→ OBJECTIVE
Images are excluded; otherwise, output every record exactly.

→ EXERCISE INPUTS
————————
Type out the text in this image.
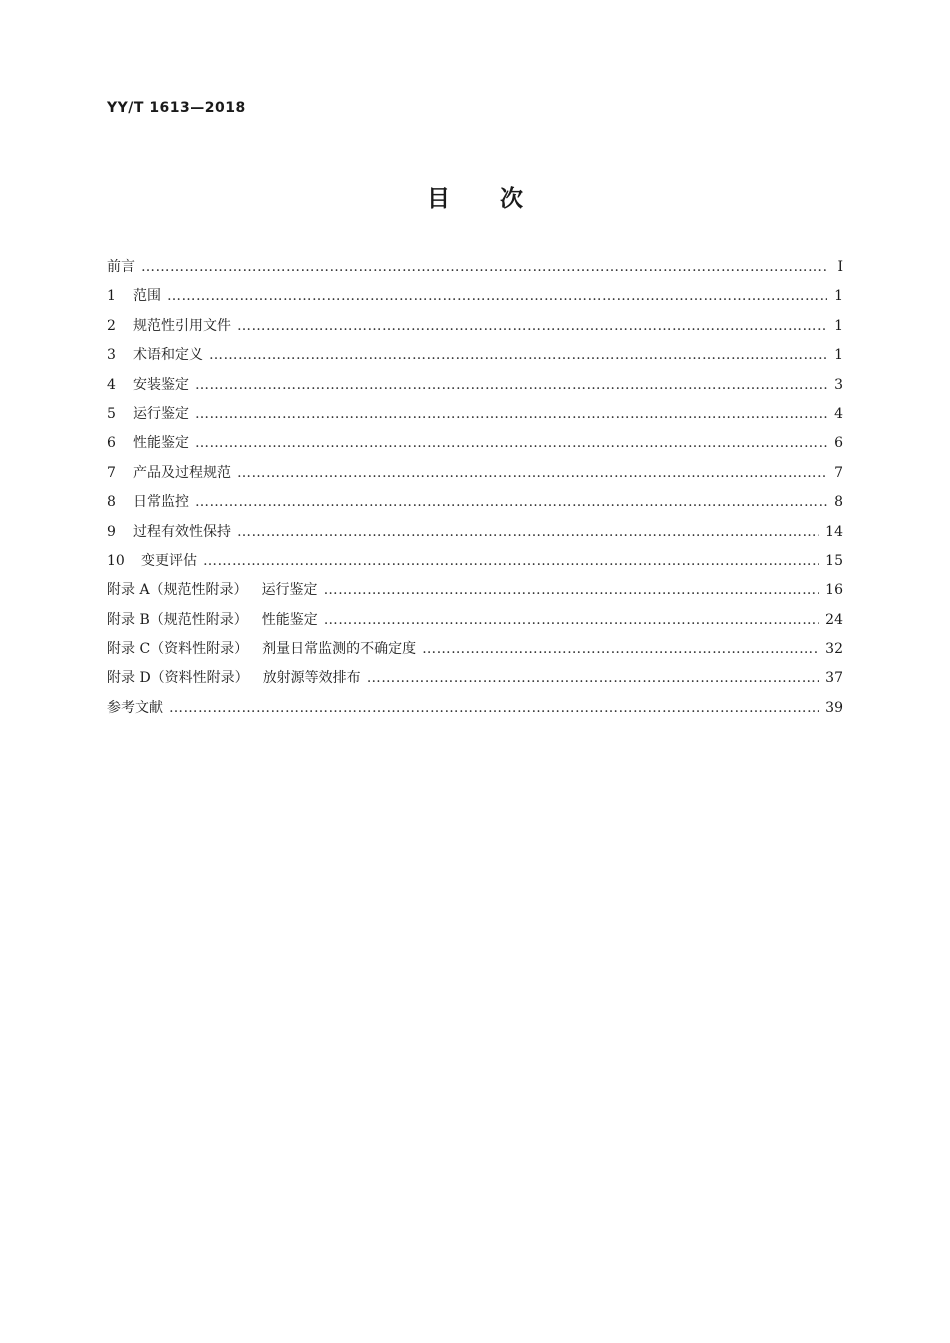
YY/T 1613—2018
目 次
前言 ………………………………………………………………………………………………………………………………………………………………………………………………………	Ⅰ
1 范围 ………………………………………………………………………………………………………………………………………………………………………………………………………	1
2 规范性引用文件 ………………………………………………………………………………………………………………………………………………………………………………………………………	1
3 术语和定义 ………………………………………………………………………………………………………………………………………………………………………………………………………	1
4 安装鉴定 ………………………………………………………………………………………………………………………………………………………………………………………………………	3
5 运行鉴定 ………………………………………………………………………………………………………………………………………………………………………………………………………	4
6 性能鉴定 ………………………………………………………………………………………………………………………………………………………………………………………………………	6
7 产品及过程规范 ………………………………………………………………………………………………………………………………………………………………………………………………………	7
8 日常监控 ………………………………………………………………………………………………………………………………………………………………………………………………………	8
9 过程有效性保持 ………………………………………………………………………………………………………………………………………………………………………………………………………	14
10 变更评估 ………………………………………………………………………………………………………………………………………………………………………………………………………	15
附录 A（规范性附录） 运行鉴定 ………………………………………………………………………………………………………………………………………………………………………………………………………	16
附录 B（规范性附录） 性能鉴定 ………………………………………………………………………………………………………………………………………………………………………………………………………	24
附录 C（资料性附录） 剂量日常监测的不确定度 ………………………………………………………………………………………………………………………………………………………………………………………………………	32
附录 D（资料性附录） 放射源等效排布 ………………………………………………………………………………………………………………………………………………………………………………………………………	37
参考文献 ………………………………………………………………………………………………………………………………………………………………………………………………………	39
————————
→ WRITTEN REPLY
Type out the text in this image.
YY/T 1613—2018
目 次
前言 ………………………………………………………………………………………………………………………………………………………………………………………………………	Ⅰ
1 范围 ………………………………………………………………………………………………………………………………………………………………………………………………………	1
2 规范性引用文件 ………………………………………………………………………………………………………………………………………………………………………………………………………	1
3 术语和定义 ………………………………………………………………………………………………………………………………………………………………………………………………………	1
4 安装鉴定 ………………………………………………………………………………………………………………………………………………………………………………………………………	3
5 运行鉴定 ………………………………………………………………………………………………………………………………………………………………………………………………………	4
6 性能鉴定 ………………………………………………………………………………………………………………………………………………………………………………………………………	6
7 产品及过程规范 ………………………………………………………………………………………………………………………………………………………………………………………………………	7
8 日常监控 ………………………………………………………………………………………………………………………………………………………………………………………………………	8
9 过程有效性保持 ………………………………………………………………………………………………………………………………………………………………………………………………………	14
10 变更评估 ………………………………………………………………………………………………………………………………………………………………………………………………………	15
附录 A（规范性附录） 运行鉴定 ………………………………………………………………………………………………………………………………………………………………………………………………………	16
附录 B（规范性附录） 性能鉴定 ………………………………………………………………………………………………………………………………………………………………………………………………………	24
附录 C（资料性附录） 剂量日常监测的不确定度 ………………………………………………………………………………………………………………………………………………………………………………………………………	32
附录 D（资料性附录） 放射源等效排布 ………………………………………………………………………………………………………………………………………………………………………………………………………	37
参考文献 ………………………………………………………………………………………………………………………………………………………………………………………………………	39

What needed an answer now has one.